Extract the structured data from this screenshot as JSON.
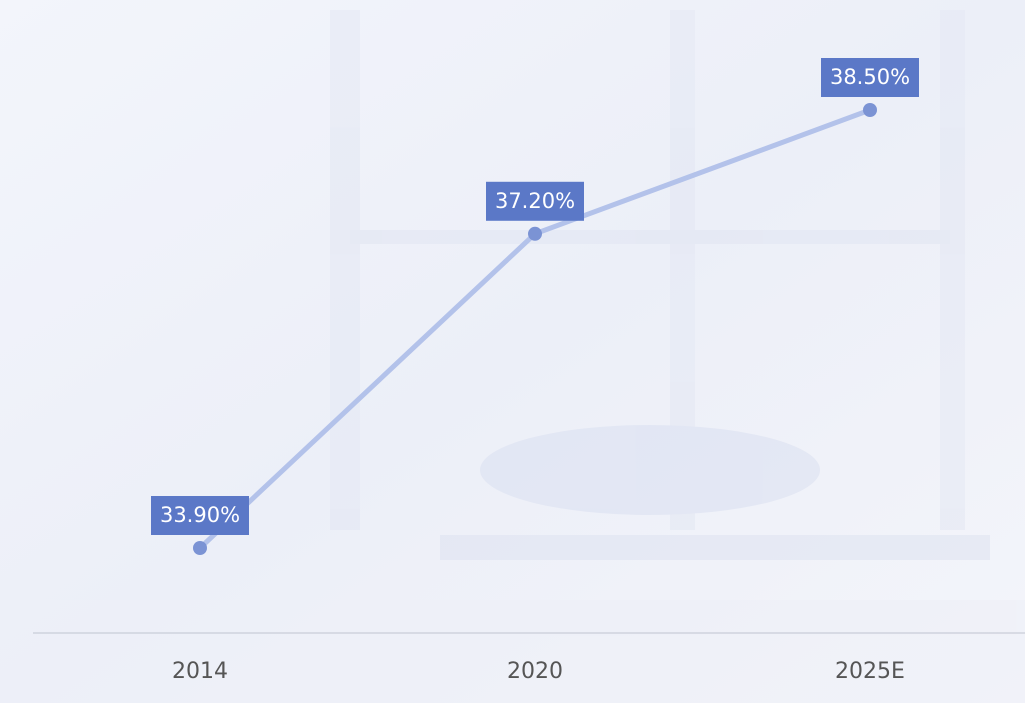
{
  "chart_data": {
    "type": "line",
    "categories": [
      "2014",
      "2020",
      "2025E"
    ],
    "series": [
      {
        "color": "#b3c2ea",
        "values": [
          33.9,
          37.2,
          38.5
        ],
        "value_labels": [
          "33.90%",
          "37.20%",
          "38.50%"
        ]
      }
    ]
  }
}
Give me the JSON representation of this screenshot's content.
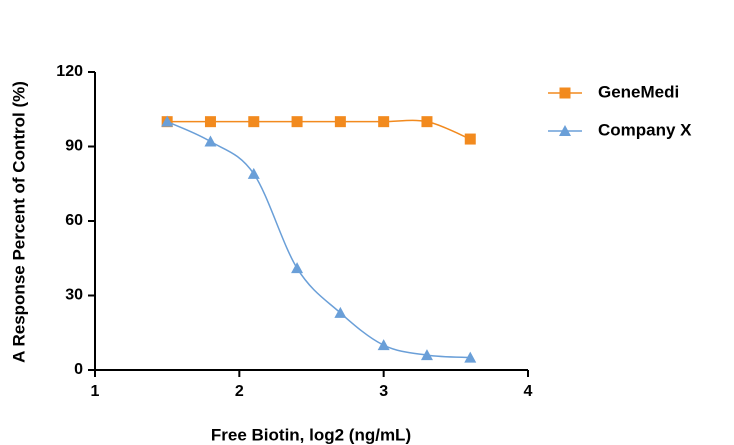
{
  "chart_data": {
    "type": "line",
    "x_label": "Free Biotin, log2  (ng/mL)",
    "y_label": "A Response Percent of Control (%)",
    "x": [
      1.5,
      1.8,
      2.1,
      2.4,
      2.7,
      3.0,
      3.3,
      3.6
    ],
    "series": [
      {
        "name": "GeneMedi",
        "color": "#f28a1e",
        "marker": "square",
        "values": [
          100,
          100,
          100,
          100,
          100,
          100,
          100,
          93
        ]
      },
      {
        "name": "Company X",
        "color": "#6a9fd8",
        "marker": "triangle",
        "values": [
          100,
          92,
          79,
          41,
          23,
          10,
          6,
          5
        ]
      }
    ],
    "xlim": [
      1,
      4
    ],
    "xticks": [
      1,
      2,
      3,
      4
    ],
    "ylim": [
      0,
      120
    ],
    "yticks": [
      0,
      30,
      60,
      90,
      120
    ],
    "grid": false,
    "legend": "top-right"
  }
}
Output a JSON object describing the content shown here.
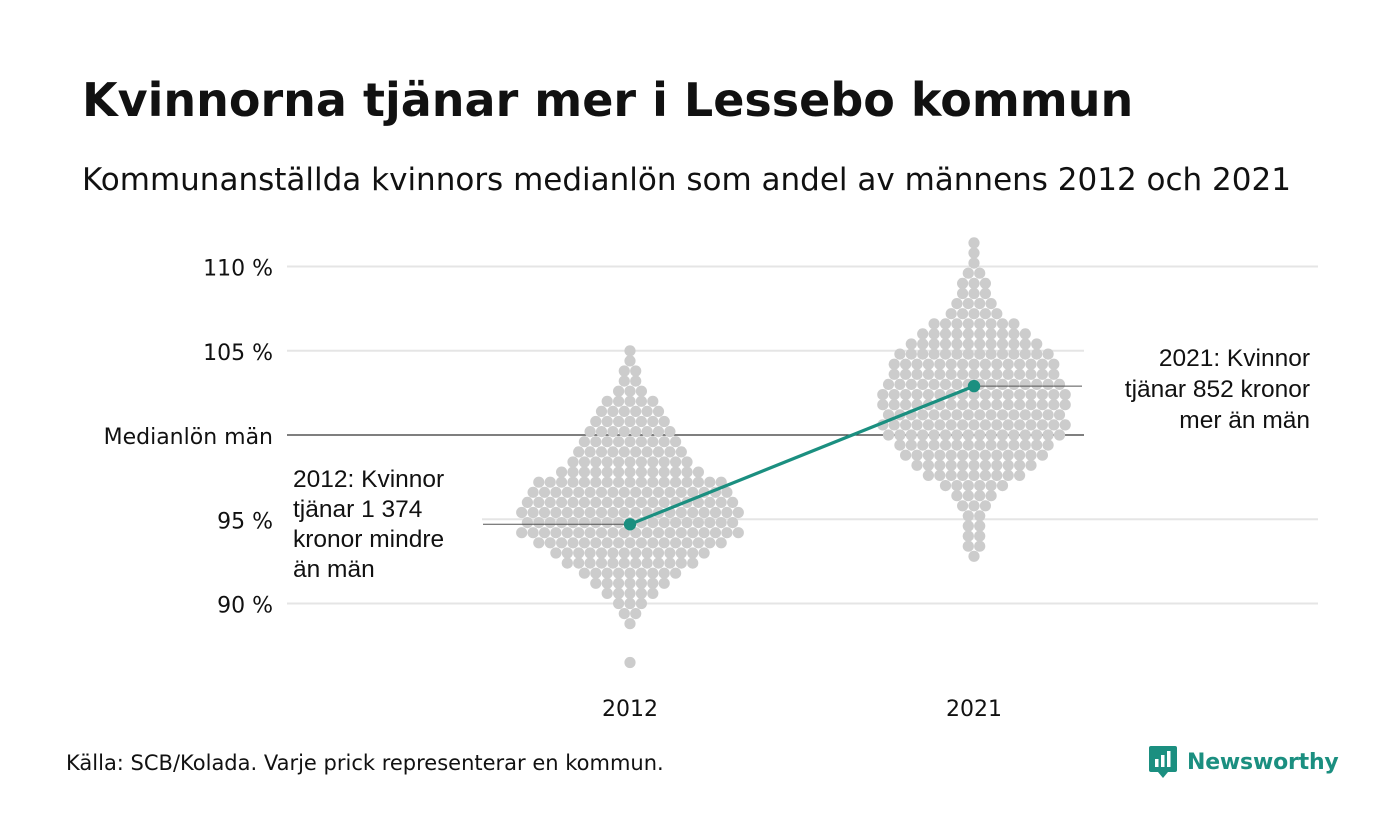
{
  "header": {
    "title": "Kvinnorna tjänar mer i Lessebo kommun",
    "subtitle": "Kommunanställda kvinnors medianlön som andel av männens 2012 och 2021"
  },
  "footer": {
    "source": "Källa: SCB/Kolada. Varje prick representerar en kommun.",
    "brand": "Newsworthy",
    "brand_icon": "newsworthy-logo-icon"
  },
  "colors": {
    "highlight": "#1b8f80",
    "dots": "#cccccc",
    "grid": "#e5e5e5",
    "reference": "#333333"
  },
  "chart_data": {
    "type": "scatter",
    "subtype": "beeswarm",
    "categories": [
      "2012",
      "2021"
    ],
    "y_ticks": [
      {
        "value": 110,
        "label": "110 %"
      },
      {
        "value": 105,
        "label": "105 %"
      },
      {
        "value": 100,
        "label": "Medianlön män"
      },
      {
        "value": 95,
        "label": "95 %"
      },
      {
        "value": 90,
        "label": "90 %"
      }
    ],
    "ylim": [
      86,
      112
    ],
    "reference_line": {
      "value": 100,
      "label": "Medianlön män"
    },
    "grid": true,
    "swarms": [
      {
        "category": "2012",
        "distribution": [
          {
            "value": 105.0,
            "count": 1
          },
          {
            "value": 104.4,
            "count": 1
          },
          {
            "value": 103.8,
            "count": 2
          },
          {
            "value": 103.2,
            "count": 2
          },
          {
            "value": 102.6,
            "count": 3
          },
          {
            "value": 102.0,
            "count": 5
          },
          {
            "value": 101.4,
            "count": 6
          },
          {
            "value": 100.8,
            "count": 7
          },
          {
            "value": 100.2,
            "count": 8
          },
          {
            "value": 99.6,
            "count": 9
          },
          {
            "value": 99.0,
            "count": 10
          },
          {
            "value": 98.4,
            "count": 11
          },
          {
            "value": 97.8,
            "count": 13
          },
          {
            "value": 97.2,
            "count": 17
          },
          {
            "value": 96.6,
            "count": 18
          },
          {
            "value": 96.0,
            "count": 19
          },
          {
            "value": 95.4,
            "count": 20
          },
          {
            "value": 94.8,
            "count": 19
          },
          {
            "value": 94.2,
            "count": 20
          },
          {
            "value": 93.6,
            "count": 17
          },
          {
            "value": 93.0,
            "count": 14
          },
          {
            "value": 92.4,
            "count": 12
          },
          {
            "value": 91.8,
            "count": 9
          },
          {
            "value": 91.2,
            "count": 7
          },
          {
            "value": 90.6,
            "count": 5
          },
          {
            "value": 90.0,
            "count": 3
          },
          {
            "value": 89.4,
            "count": 2
          },
          {
            "value": 88.8,
            "count": 1
          },
          {
            "value": 86.5,
            "count": 1
          }
        ]
      },
      {
        "category": "2021",
        "distribution": [
          {
            "value": 111.4,
            "count": 1
          },
          {
            "value": 110.8,
            "count": 1
          },
          {
            "value": 110.2,
            "count": 1
          },
          {
            "value": 109.6,
            "count": 2
          },
          {
            "value": 109.0,
            "count": 3
          },
          {
            "value": 108.4,
            "count": 3
          },
          {
            "value": 107.8,
            "count": 4
          },
          {
            "value": 107.2,
            "count": 5
          },
          {
            "value": 106.6,
            "count": 8
          },
          {
            "value": 106.0,
            "count": 10
          },
          {
            "value": 105.4,
            "count": 12
          },
          {
            "value": 104.8,
            "count": 14
          },
          {
            "value": 104.2,
            "count": 15
          },
          {
            "value": 103.6,
            "count": 15
          },
          {
            "value": 103.0,
            "count": 16
          },
          {
            "value": 102.4,
            "count": 17
          },
          {
            "value": 101.8,
            "count": 17
          },
          {
            "value": 101.2,
            "count": 16
          },
          {
            "value": 100.6,
            "count": 17
          },
          {
            "value": 100.0,
            "count": 16
          },
          {
            "value": 99.4,
            "count": 14
          },
          {
            "value": 98.8,
            "count": 13
          },
          {
            "value": 98.2,
            "count": 11
          },
          {
            "value": 97.6,
            "count": 9
          },
          {
            "value": 97.0,
            "count": 6
          },
          {
            "value": 96.4,
            "count": 4
          },
          {
            "value": 95.8,
            "count": 3
          },
          {
            "value": 95.2,
            "count": 2
          },
          {
            "value": 94.6,
            "count": 2
          },
          {
            "value": 94.0,
            "count": 2
          },
          {
            "value": 93.4,
            "count": 2
          },
          {
            "value": 92.8,
            "count": 1
          }
        ]
      }
    ],
    "highlight": {
      "name": "Lessebo kommun",
      "points": [
        {
          "x": "2012",
          "y": 94.7
        },
        {
          "x": "2021",
          "y": 102.9
        }
      ]
    },
    "annotations": [
      {
        "x": "2012",
        "y": 94.7,
        "side": "left",
        "lines": [
          "2012: Kvinnor",
          "tjänar 1 374",
          "kronor mindre",
          "än män"
        ]
      },
      {
        "x": "2021",
        "y": 102.9,
        "side": "right",
        "lines": [
          "2021: Kvinnor",
          "tjänar 852 kronor",
          "mer än män"
        ]
      }
    ]
  }
}
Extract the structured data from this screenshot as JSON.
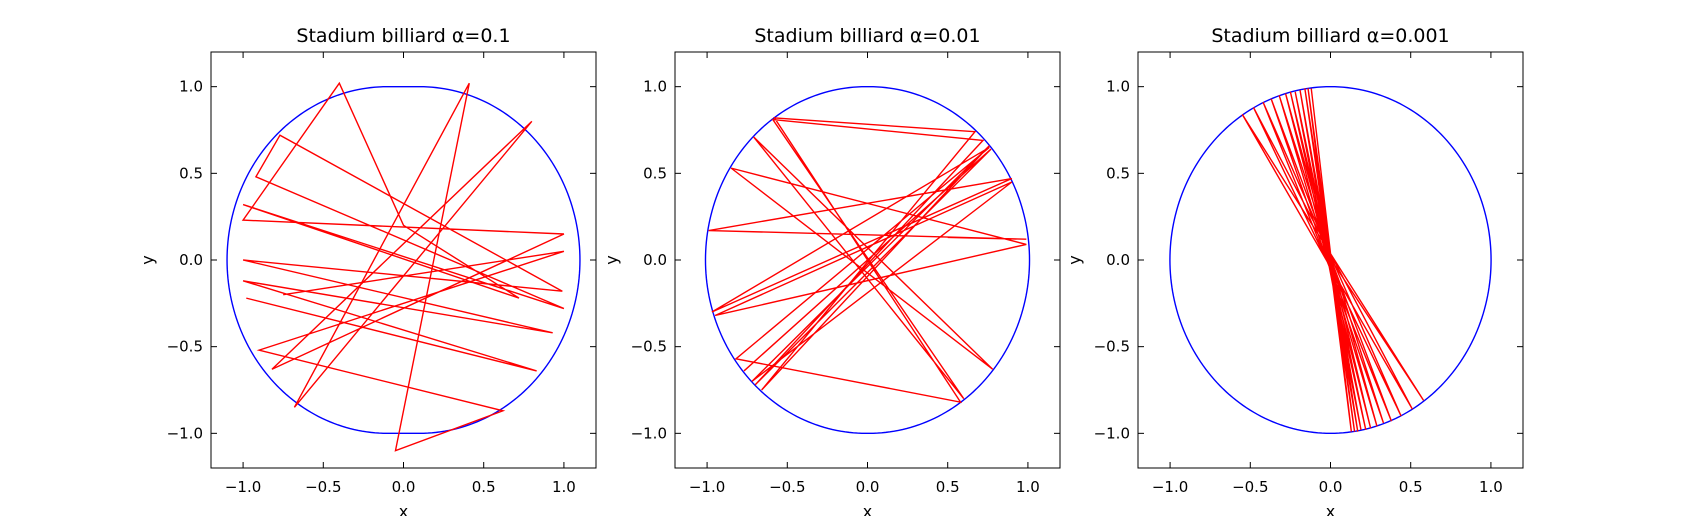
{
  "chart_data": [
    {
      "type": "line",
      "title": "Stadium billiard α=0.1",
      "xlabel": "x",
      "ylabel": "y",
      "xlim": [
        -1.2,
        1.2
      ],
      "ylim": [
        -1.2,
        1.2
      ],
      "xticks": [
        -1.0,
        -0.5,
        0.0,
        0.5,
        1.0
      ],
      "yticks": [
        -1.0,
        -0.5,
        0.0,
        0.5,
        1.0
      ],
      "xtick_labels": [
        "−1.0",
        "−0.5",
        "0.0",
        "0.5",
        "1.0"
      ],
      "ytick_labels": [
        "−1.0",
        "−0.5",
        "0.0",
        "0.5",
        "1.0"
      ],
      "grid": false,
      "boundary": {
        "shape": "stadium",
        "straight_half_length": 0.1,
        "radius": 1.0,
        "color": "#0000ff"
      },
      "trajectory_color": "#ff0000",
      "trajectory": {
        "x": [
          -0.75,
          1.0,
          -0.9,
          0.62,
          -0.05,
          0.41,
          -0.68,
          0.8,
          -0.82,
          1.0,
          -1.0,
          -0.4,
          0.0,
          0.72,
          -1.0,
          1.0,
          -0.92,
          -0.77,
          0.99,
          -1.0,
          0.93,
          -1.0,
          0.83,
          -0.98
        ],
        "y": [
          -0.2,
          0.05,
          -0.52,
          -0.87,
          -1.1,
          1.02,
          -0.85,
          0.8,
          -0.63,
          0.15,
          0.23,
          1.02,
          0.2,
          -0.22,
          0.32,
          -0.28,
          0.48,
          0.72,
          -0.18,
          0.0,
          -0.42,
          -0.12,
          -0.64,
          -0.22
        ]
      }
    },
    {
      "type": "line",
      "title": "Stadium billiard α=0.01",
      "xlabel": "x",
      "ylabel": "y",
      "xlim": [
        -1.2,
        1.2
      ],
      "ylim": [
        -1.2,
        1.2
      ],
      "xticks": [
        -1.0,
        -0.5,
        0.0,
        0.5,
        1.0
      ],
      "yticks": [
        -1.0,
        -0.5,
        0.0,
        0.5,
        1.0
      ],
      "xtick_labels": [
        "−1.0",
        "−0.5",
        "0.0",
        "0.5",
        "1.0"
      ],
      "ytick_labels": [
        "−1.0",
        "−0.5",
        "0.0",
        "0.5",
        "1.0"
      ],
      "grid": false,
      "boundary": {
        "shape": "stadium",
        "straight_half_length": 0.01,
        "radius": 1.0,
        "color": "#0000ff"
      },
      "trajectory_color": "#ff0000",
      "trajectory": {
        "x": [
          0.5,
          0.99,
          -0.99,
          0.9,
          -0.97,
          0.76,
          -0.82,
          0.58,
          -0.58,
          0.67,
          -0.66,
          0.76,
          -0.72,
          0.9,
          -0.95,
          0.99,
          -0.85,
          0.78,
          -0.71,
          0.6,
          -0.59,
          0.72,
          -0.7,
          0.77,
          -0.77
        ],
        "y": [
          0.13,
          0.12,
          0.17,
          0.47,
          -0.3,
          0.65,
          -0.57,
          -0.82,
          0.82,
          0.74,
          -0.75,
          0.66,
          -0.7,
          0.45,
          -0.32,
          0.09,
          0.53,
          -0.63,
          0.71,
          -0.8,
          0.81,
          0.69,
          -0.72,
          0.64,
          -0.64
        ]
      }
    },
    {
      "type": "line",
      "title": "Stadium billiard α=0.001",
      "xlabel": "x",
      "ylabel": "y",
      "xlim": [
        -1.2,
        1.2
      ],
      "ylim": [
        -1.2,
        1.2
      ],
      "xticks": [
        -1.0,
        -0.5,
        0.0,
        0.5,
        1.0
      ],
      "yticks": [
        -1.0,
        -0.5,
        0.0,
        0.5,
        1.0
      ],
      "xtick_labels": [
        "−1.0",
        "−0.5",
        "0.0",
        "0.5",
        "1.0"
      ],
      "ytick_labels": [
        "−1.0",
        "−0.5",
        "0.0",
        "0.5",
        "1.0"
      ],
      "grid": false,
      "boundary": {
        "shape": "stadium",
        "straight_half_length": 0.001,
        "radius": 1.0,
        "color": "#0000ff"
      },
      "trajectory_color": "#ff0000",
      "trajectory": {
        "x": [
          -0.08,
          0.58,
          -0.55,
          0.51,
          -0.48,
          0.44,
          -0.42,
          0.38,
          -0.37,
          0.33,
          -0.32,
          0.29,
          -0.28,
          0.25,
          -0.25,
          0.22,
          -0.22,
          0.19,
          -0.19,
          0.17,
          -0.16,
          0.15,
          -0.14,
          0.13,
          -0.12
        ],
        "y": [
          0.12,
          -0.81,
          0.84,
          -0.86,
          0.88,
          -0.9,
          0.91,
          -0.93,
          0.93,
          -0.94,
          0.95,
          -0.96,
          0.96,
          -0.97,
          0.97,
          -0.98,
          0.97,
          -0.98,
          0.98,
          -0.99,
          0.99,
          -0.99,
          0.99,
          -0.99,
          0.99
        ]
      }
    }
  ]
}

-------

Exercise instructions:
Identify the lines in the entries that hold "content" and return each one.

Result:
Give me the JSON representation of this screenshot's content.
Output a JSON object describing the content shown here.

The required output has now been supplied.